Once the pictures are set aside, transcribe the remaining data exactly.

(Data entries)

_ _ _

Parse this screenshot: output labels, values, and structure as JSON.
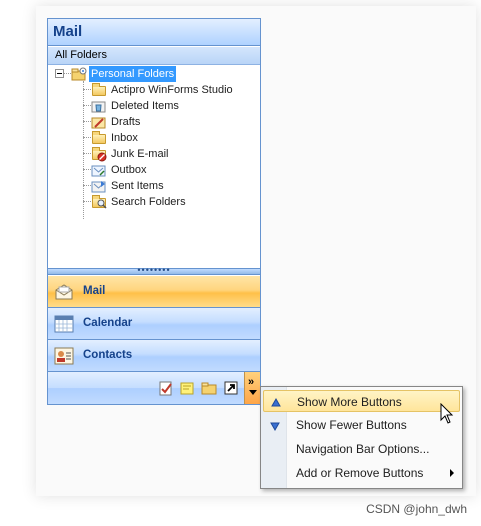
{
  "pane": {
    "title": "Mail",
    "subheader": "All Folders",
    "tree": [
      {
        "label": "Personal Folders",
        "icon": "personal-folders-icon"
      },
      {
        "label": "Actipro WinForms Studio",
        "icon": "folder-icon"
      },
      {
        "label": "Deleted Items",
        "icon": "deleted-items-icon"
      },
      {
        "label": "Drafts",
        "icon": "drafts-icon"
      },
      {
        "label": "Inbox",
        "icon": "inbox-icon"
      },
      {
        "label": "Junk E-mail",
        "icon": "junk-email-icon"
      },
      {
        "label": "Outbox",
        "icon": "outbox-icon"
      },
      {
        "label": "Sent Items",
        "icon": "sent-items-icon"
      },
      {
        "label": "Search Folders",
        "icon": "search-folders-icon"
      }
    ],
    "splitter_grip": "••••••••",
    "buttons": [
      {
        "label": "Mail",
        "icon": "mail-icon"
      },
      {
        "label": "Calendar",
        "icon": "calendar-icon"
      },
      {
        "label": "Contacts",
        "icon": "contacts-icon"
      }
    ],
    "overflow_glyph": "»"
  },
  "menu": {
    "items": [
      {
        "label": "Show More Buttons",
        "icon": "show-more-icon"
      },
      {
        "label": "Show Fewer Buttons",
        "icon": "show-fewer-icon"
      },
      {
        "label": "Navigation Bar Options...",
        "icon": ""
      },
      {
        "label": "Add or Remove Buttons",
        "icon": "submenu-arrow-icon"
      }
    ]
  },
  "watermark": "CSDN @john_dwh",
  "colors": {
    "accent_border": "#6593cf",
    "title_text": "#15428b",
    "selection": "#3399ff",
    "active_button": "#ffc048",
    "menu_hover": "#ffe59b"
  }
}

_ _ _

## RESPONSE TO THE TASK
Parse this screenshot: output labels, values, and structure as JSON.
{
  "pane": {
    "title": "Mail",
    "subheader": "All Folders",
    "tree": [
      {
        "label": "Personal Folders",
        "icon": "personal-folders-icon"
      },
      {
        "label": "Actipro WinForms Studio",
        "icon": "folder-icon"
      },
      {
        "label": "Deleted Items",
        "icon": "deleted-items-icon"
      },
      {
        "label": "Drafts",
        "icon": "drafts-icon"
      },
      {
        "label": "Inbox",
        "icon": "inbox-icon"
      },
      {
        "label": "Junk E-mail",
        "icon": "junk-email-icon"
      },
      {
        "label": "Outbox",
        "icon": "outbox-icon"
      },
      {
        "label": "Sent Items",
        "icon": "sent-items-icon"
      },
      {
        "label": "Search Folders",
        "icon": "search-folders-icon"
      }
    ],
    "splitter_grip": "••••••••",
    "buttons": [
      {
        "label": "Mail",
        "icon": "mail-icon"
      },
      {
        "label": "Calendar",
        "icon": "calendar-icon"
      },
      {
        "label": "Contacts",
        "icon": "contacts-icon"
      }
    ],
    "overflow_glyph": "»"
  },
  "menu": {
    "items": [
      {
        "label": "Show More Buttons",
        "icon": "show-more-icon"
      },
      {
        "label": "Show Fewer Buttons",
        "icon": "show-fewer-icon"
      },
      {
        "label": "Navigation Bar Options...",
        "icon": ""
      },
      {
        "label": "Add or Remove Buttons",
        "icon": "submenu-arrow-icon"
      }
    ]
  },
  "watermark": "CSDN @john_dwh",
  "colors": {
    "accent_border": "#6593cf",
    "title_text": "#15428b",
    "selection": "#3399ff",
    "active_button": "#ffc048",
    "menu_hover": "#ffe59b"
  }
}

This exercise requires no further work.